▶ DOCUMENT EXTRACT

Note that no child buying a sensationalist book will receive a free bookmark. It may be your right to allow it, but we will not willingly encourage their fraternization with such ne’er do wells as Oxford Professor J.R.R. Tolkien, CBE or Sir Terrence Pratchett, OBE, and their ilk. Those rascals.




I, [your name], hapless parent of [child’s name], do hereby authorize the following:

– Browsing and/or purchase of sensationalist or fantasy-type literature including but not limited to that of authors Suzanne Collins, JK Rowling, JRR Tolkien, George RR Martin, Terry Pratchet, et al.

– Development of enthusiastic fandom and voracious consumption of any and all forms of the above literature, with the possible exception of the George RR Martin material, which can be a bit racy, and therefore will be decided upon on a case-by-case basis by I, the parent. Any Headmaster of any school or any librarian or any bookshop employee from any organization shall have f*ck-all to say about it, since I am the parent, dammit.

▶ DATA LINES
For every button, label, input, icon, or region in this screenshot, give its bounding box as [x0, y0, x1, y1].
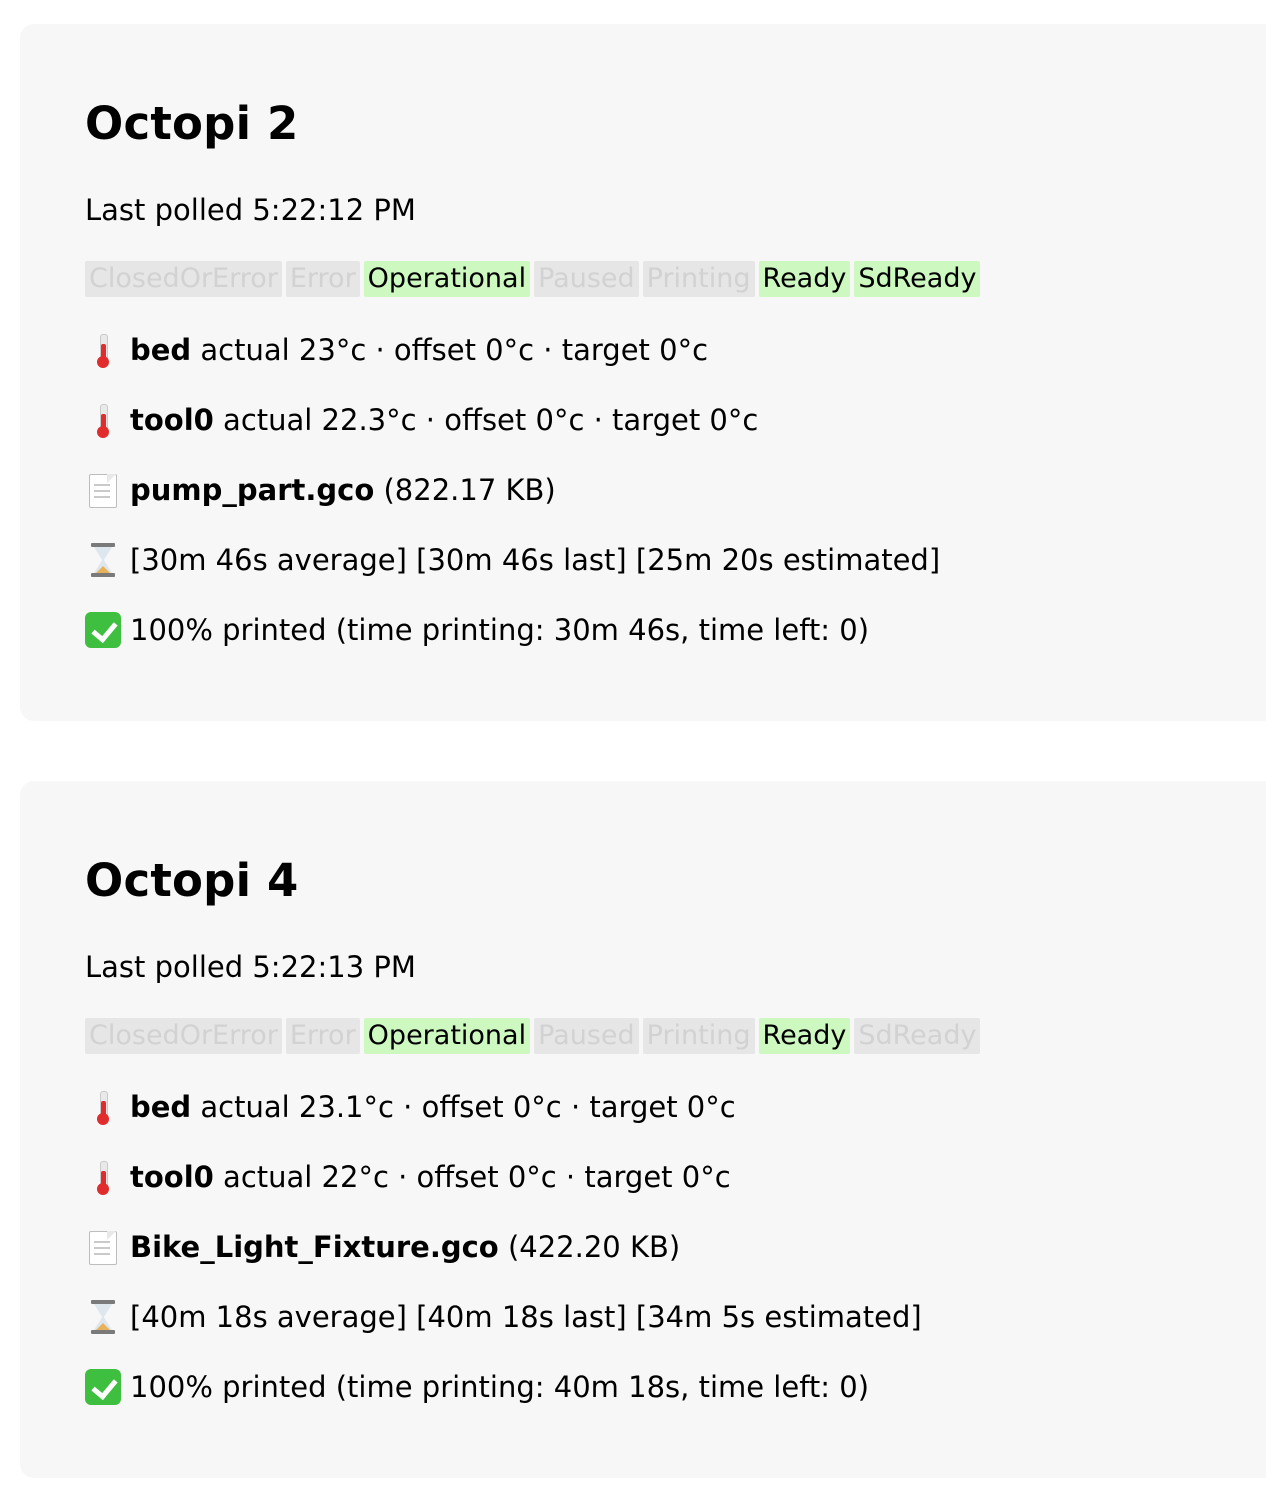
document-icon: [85, 472, 121, 508]
printer-title: Octopi 2: [85, 97, 299, 150]
progress-row: 100% printed (time printing: 40m 18s, ti…: [85, 1367, 869, 1407]
file-name: pump_part.gco: [130, 473, 375, 507]
heater-detail: actual 23.1°c · offset 0°c · target 0°c: [200, 1090, 736, 1124]
file-row: Bike_Light_Fixture.gco (422.20 KB): [85, 1227, 680, 1267]
progress-text: 100% printed (time printing: 40m 18s, ti…: [130, 1370, 870, 1404]
file-name: Bike_Light_Fixture.gco: [130, 1230, 499, 1264]
state-flag-printing: Printing: [642, 1018, 755, 1054]
heater-name: tool0: [130, 1160, 214, 1194]
printer-title: Octopi 4: [85, 854, 299, 907]
state-flag-paused: Paused: [534, 261, 639, 297]
file-row: pump_part.gco (822.17 KB): [85, 470, 556, 510]
heater-name: bed: [130, 333, 192, 367]
printer-card-octopi-2: Octopi 2 Last polled 5:22:12 PM ClosedOr…: [20, 24, 1266, 721]
heater-detail: actual 22°c · offset 0°c · target 0°c: [223, 1160, 731, 1194]
last-polled-text: Last polled 5:22:13 PM: [85, 950, 416, 984]
tool-temperature-row: tool0 actual 22.3°c · offset 0°c · targe…: [85, 400, 758, 440]
hourglass-icon: [85, 1299, 121, 1335]
tool-temperature-row: tool0 actual 22°c · offset 0°c · target …: [85, 1157, 731, 1197]
state-flags: ClosedOrError Error Operational Paused P…: [85, 1018, 981, 1054]
thermometer-icon: [85, 1089, 121, 1125]
file-size: (822.17 KB): [383, 473, 556, 507]
print-times: [40m 18s average] [40m 18s last] [34m 5s…: [130, 1300, 922, 1334]
state-flag-sd-ready: SdReady: [854, 1018, 981, 1054]
check-mark-icon: [85, 1369, 121, 1405]
last-polled-text: Last polled 5:22:12 PM: [85, 193, 416, 227]
state-flags: ClosedOrError Error Operational Paused P…: [85, 261, 981, 297]
state-flag-ready: Ready: [758, 261, 851, 297]
file-size: (422.20 KB): [507, 1230, 681, 1264]
print-times-row: [30m 46s average] [30m 46s last] [25m 20…: [85, 540, 940, 580]
bed-temperature-row: bed actual 23°c · offset 0°c · target 0°…: [85, 330, 708, 370]
state-flag-sd-ready: SdReady: [854, 261, 981, 297]
heater-detail: actual 22.3°c · offset 0°c · target 0°c: [223, 403, 759, 437]
heater-detail: actual 23°c · offset 0°c · target 0°c: [200, 333, 709, 367]
progress-text: 100% printed (time printing: 30m 46s, ti…: [130, 613, 870, 647]
thermometer-icon: [85, 332, 121, 368]
bed-temperature-row: bed actual 23.1°c · offset 0°c · target …: [85, 1087, 736, 1127]
state-flag-error: Error: [285, 261, 360, 297]
state-flag-operational: Operational: [363, 261, 531, 297]
heater-name: bed: [130, 1090, 192, 1124]
print-times-row: [40m 18s average] [40m 18s last] [34m 5s…: [85, 1297, 922, 1337]
state-flag-closed-or-error: ClosedOrError: [85, 1018, 282, 1054]
thermometer-icon: [85, 402, 121, 438]
hourglass-icon: [85, 542, 121, 578]
state-flag-closed-or-error: ClosedOrError: [85, 261, 282, 297]
state-flag-operational: Operational: [363, 1018, 531, 1054]
document-icon: [85, 1229, 121, 1265]
progress-row: 100% printed (time printing: 30m 46s, ti…: [85, 610, 869, 650]
state-flag-printing: Printing: [642, 261, 755, 297]
printer-card-octopi-4: Octopi 4 Last polled 5:22:13 PM ClosedOr…: [20, 781, 1266, 1478]
check-mark-icon: [85, 612, 121, 648]
heater-name: tool0: [130, 403, 214, 437]
thermometer-icon: [85, 1159, 121, 1195]
state-flag-error: Error: [285, 1018, 360, 1054]
printer-dashboard: Octopi 2 Last polled 5:22:12 PM ClosedOr…: [0, 0, 1266, 1490]
state-flag-ready: Ready: [758, 1018, 851, 1054]
state-flag-paused: Paused: [534, 1018, 639, 1054]
print-times: [30m 46s average] [30m 46s last] [25m 20…: [130, 543, 941, 577]
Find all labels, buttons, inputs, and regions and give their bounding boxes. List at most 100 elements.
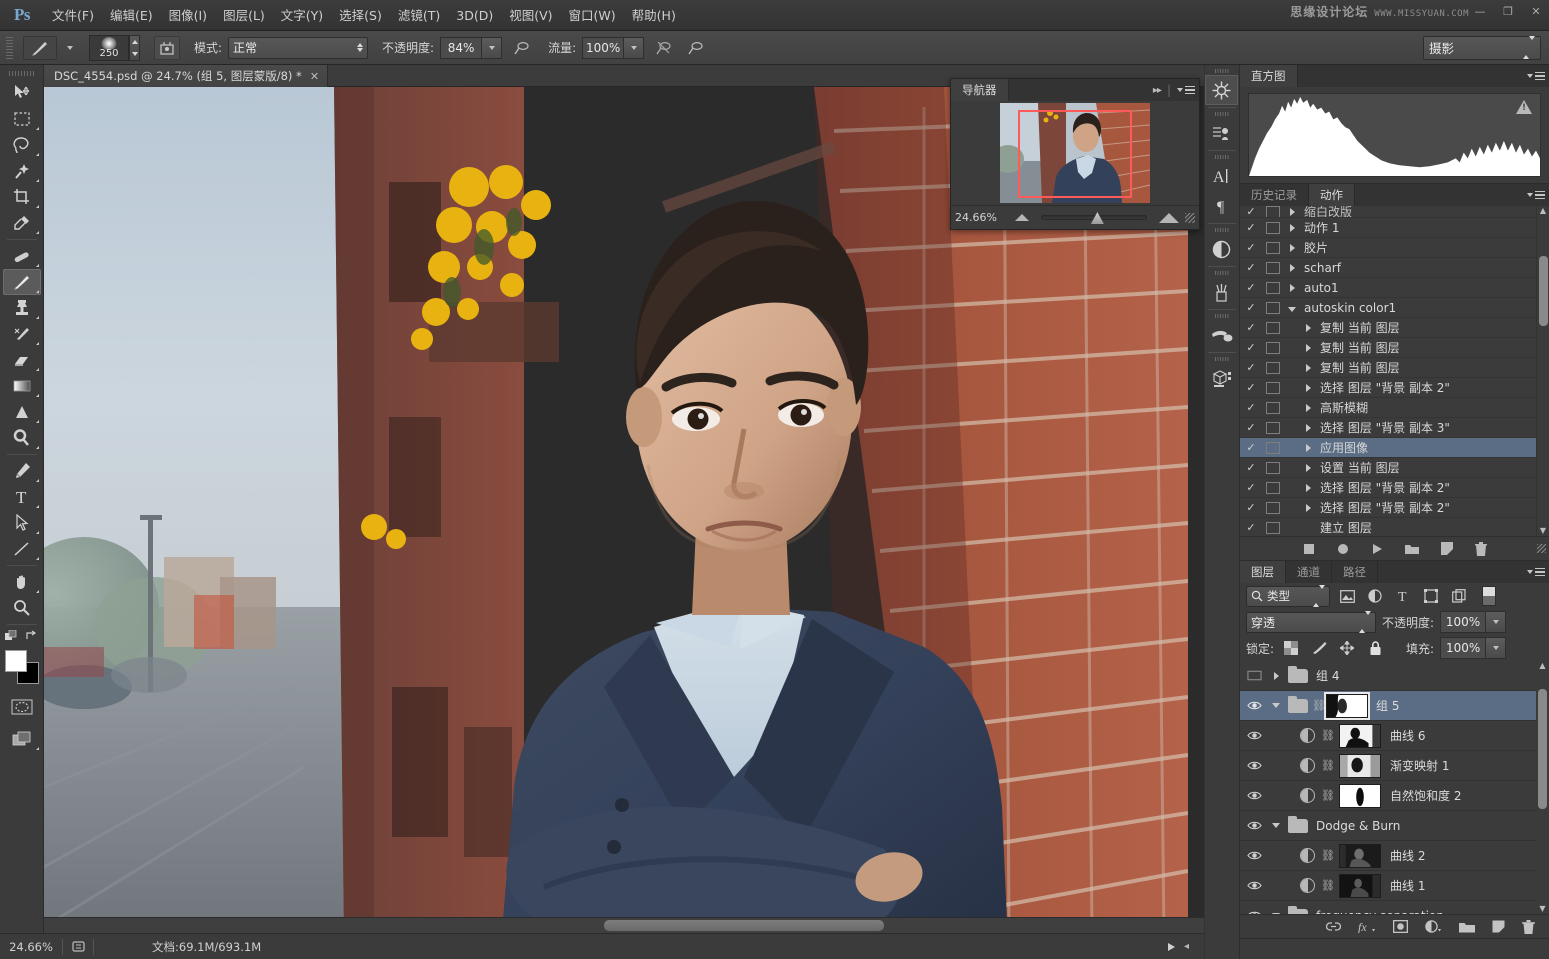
action-dialog-toggle[interactable] — [1266, 322, 1280, 334]
swap-colors-icon[interactable] — [25, 630, 38, 642]
minimize-button[interactable]: — — [1473, 4, 1487, 18]
pressure-opacity-toggle[interactable] — [508, 36, 534, 60]
airbrush-toggle[interactable] — [650, 36, 676, 60]
link-icon[interactable]: ⛓ — [1321, 849, 1335, 862]
pixel-filter-icon[interactable] — [1336, 586, 1358, 607]
dodge-tool[interactable] — [3, 425, 41, 451]
layer-mask-thumbnail[interactable] — [1339, 724, 1381, 748]
tab-histogram[interactable]: 直方图 — [1240, 65, 1298, 87]
smartobject-filter-icon[interactable] — [1448, 586, 1470, 607]
action-row[interactable]: ✓ 复制 当前 图层 — [1240, 318, 1549, 338]
action-dialog-toggle[interactable] — [1266, 302, 1280, 314]
action-enabled-check[interactable]: ✓ — [1240, 301, 1262, 314]
flow-input[interactable]: 100% — [582, 37, 624, 59]
navigator-preview[interactable] — [951, 101, 1199, 205]
action-row[interactable]: ✓ 缩白改版 — [1240, 206, 1549, 218]
play-icon[interactable] — [1371, 543, 1383, 555]
adjustments-icon[interactable] — [1205, 234, 1238, 264]
actions-list[interactable]: ✓ 缩白改版 ✓ 动作 1 ✓ 胶片 ✓ — [1240, 206, 1549, 536]
layers-scroll-thumb[interactable] — [1538, 689, 1547, 809]
layer-style-icon[interactable]: fx — [1358, 920, 1376, 933]
layer-visibility-toggle[interactable] — [1240, 820, 1268, 831]
hand-tool[interactable] — [3, 569, 41, 595]
collapse-panel-icon[interactable]: ▸▸ — [1153, 85, 1161, 96]
status-resize-grip[interactable]: ◂ — [1184, 941, 1204, 952]
action-enabled-check[interactable]: ✓ — [1240, 441, 1262, 454]
new-set-icon[interactable] — [1405, 543, 1419, 555]
airbrush-panel-toggle[interactable] — [154, 36, 180, 60]
horizontal-scroll-thumb[interactable] — [604, 920, 884, 931]
clone-stamp-tool[interactable] — [3, 295, 41, 321]
maximize-button[interactable]: ❐ — [1501, 4, 1515, 18]
adjustment-filter-icon[interactable] — [1364, 586, 1386, 607]
layer-row-group[interactable]: 组 4 — [1240, 661, 1549, 691]
action-dialog-toggle[interactable] — [1266, 442, 1280, 454]
link-icon[interactable]: ⛓ — [1321, 879, 1335, 892]
layer-visibility-toggle[interactable] — [1240, 730, 1268, 741]
brush-size-stepper[interactable] — [129, 35, 140, 61]
action-dialog-toggle[interactable] — [1266, 262, 1280, 274]
menu-select[interactable]: 选择(S) — [331, 0, 390, 31]
resize-grip-icon[interactable] — [1185, 213, 1195, 223]
twirl-icon[interactable] — [1296, 401, 1320, 415]
action-row[interactable]: ✓ 选择 图层 "背景 副本 2" — [1240, 498, 1549, 518]
action-enabled-check[interactable]: ✓ — [1240, 461, 1262, 474]
brush-presets-icon[interactable] — [1205, 277, 1238, 307]
move-tool[interactable] — [3, 80, 41, 106]
layer-opacity-dropdown[interactable] — [1486, 611, 1506, 633]
layer-visibility-toggle[interactable] — [1240, 700, 1268, 711]
twirl-icon[interactable] — [1280, 301, 1304, 315]
layer-mask-icon[interactable] — [1393, 920, 1408, 933]
tablet-pressure-toggle[interactable] — [682, 36, 708, 60]
twirl-icon[interactable] — [1268, 823, 1284, 828]
menu-help[interactable]: 帮助(H) — [624, 0, 684, 31]
record-icon[interactable] — [1337, 543, 1349, 555]
layers-list[interactable]: 组 4 ⛓ 组 5 — [1240, 661, 1549, 914]
zoom-in-icon[interactable] — [1159, 213, 1179, 223]
action-row[interactable]: ✓ 高斯模糊 — [1240, 398, 1549, 418]
current-tool-preview[interactable] — [23, 36, 57, 60]
delete-layer-icon[interactable] — [1522, 920, 1535, 934]
layer-fill-dropdown[interactable] — [1486, 637, 1506, 659]
options-bar-grip[interactable] — [6, 37, 13, 59]
opacity-dropdown[interactable] — [482, 37, 502, 59]
zoom-tool[interactable] — [3, 595, 41, 621]
layer-row-group[interactable]: frequency separation — [1240, 901, 1549, 914]
lasso-tool[interactable] — [3, 132, 41, 158]
default-colors-icon[interactable] — [5, 630, 19, 642]
screen-mode-toggle[interactable] — [3, 726, 41, 752]
layer-blend-mode-dropdown[interactable]: 穿透 — [1246, 612, 1376, 633]
paragraph-icon[interactable]: ¶ — [1205, 191, 1238, 221]
action-enabled-check[interactable]: ✓ — [1240, 401, 1262, 414]
menu-view[interactable]: 视图(V) — [501, 0, 560, 31]
action-enabled-check[interactable]: ✓ — [1240, 501, 1262, 514]
layer-row-adjustment[interactable]: ⛓ 自然饱和度 2 — [1240, 781, 1549, 811]
action-enabled-check[interactable]: ✓ — [1240, 241, 1262, 254]
rail-grip[interactable] — [1215, 69, 1230, 73]
actions-scroll-thumb[interactable] — [1539, 256, 1548, 326]
action-dialog-toggle[interactable] — [1266, 522, 1280, 534]
document-tab[interactable]: DSC_4554.psd @ 24.7% (组 5, 图层蒙版/8) * ✕ — [44, 65, 328, 87]
link-layers-icon[interactable] — [1326, 921, 1341, 932]
quick-mask-toggle[interactable] — [3, 694, 41, 720]
action-dialog-toggle[interactable] — [1266, 422, 1280, 434]
menu-window[interactable]: 窗口(W) — [561, 0, 624, 31]
action-enabled-check[interactable]: ✓ — [1240, 206, 1262, 218]
magic-wand-tool[interactable] — [3, 158, 41, 184]
status-popup-arrow[interactable] — [1158, 942, 1184, 952]
tab-navigator[interactable]: 导航器 — [951, 79, 1009, 101]
lock-position-icon[interactable] — [1336, 638, 1358, 659]
twirl-icon[interactable] — [1268, 913, 1284, 914]
layer-row-adjustment[interactable]: ⛓ 曲线 1 — [1240, 871, 1549, 901]
character-icon[interactable]: A — [1205, 161, 1238, 191]
action-dialog-toggle[interactable] — [1266, 502, 1280, 514]
layer-mask-thumbnail[interactable] — [1339, 754, 1381, 778]
action-dialog-toggle[interactable] — [1266, 362, 1280, 374]
toolbox-grip[interactable] — [9, 71, 35, 76]
layer-mask-thumbnail[interactable] — [1339, 844, 1381, 868]
action-dialog-toggle[interactable] — [1266, 482, 1280, 494]
twirl-icon[interactable] — [1296, 341, 1320, 355]
action-dialog-toggle[interactable] — [1266, 382, 1280, 394]
zoom-out-icon[interactable] — [1015, 214, 1029, 221]
color-swatches[interactable] — [3, 650, 41, 686]
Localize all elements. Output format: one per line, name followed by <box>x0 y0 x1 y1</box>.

▶ CHALLENGES
a) In the permission form, what will a child buying a sensationalist book not receive?
b) Print the permission form's text, starting at "Note that no" and ending at "Pratchet, et al.".
Answer using only the permission form.

▶ SOLUTIONS FOR EACH TASK
a) A free bookmark.

b)
Note that no child buying a sensationalist book will receive a free bookmark. It may be your right to allow it, but we will not willingly encourage their fraternization with such ne’er do wells as Oxford Professor J.R.R. Tolkien, CBE or Sir Terrence Pratchett, OBE, and their ilk. Those rascals.




I, [your name], hapless parent of [child’s name], do hereby authorize the following:

– Browsing and/or purchase of sensationalist or fantasy-type literature including but not limited to that of authors Suzanne Collins, JK Rowling, JRR Tolkien, George RR Martin, Terry Pratchet, et al.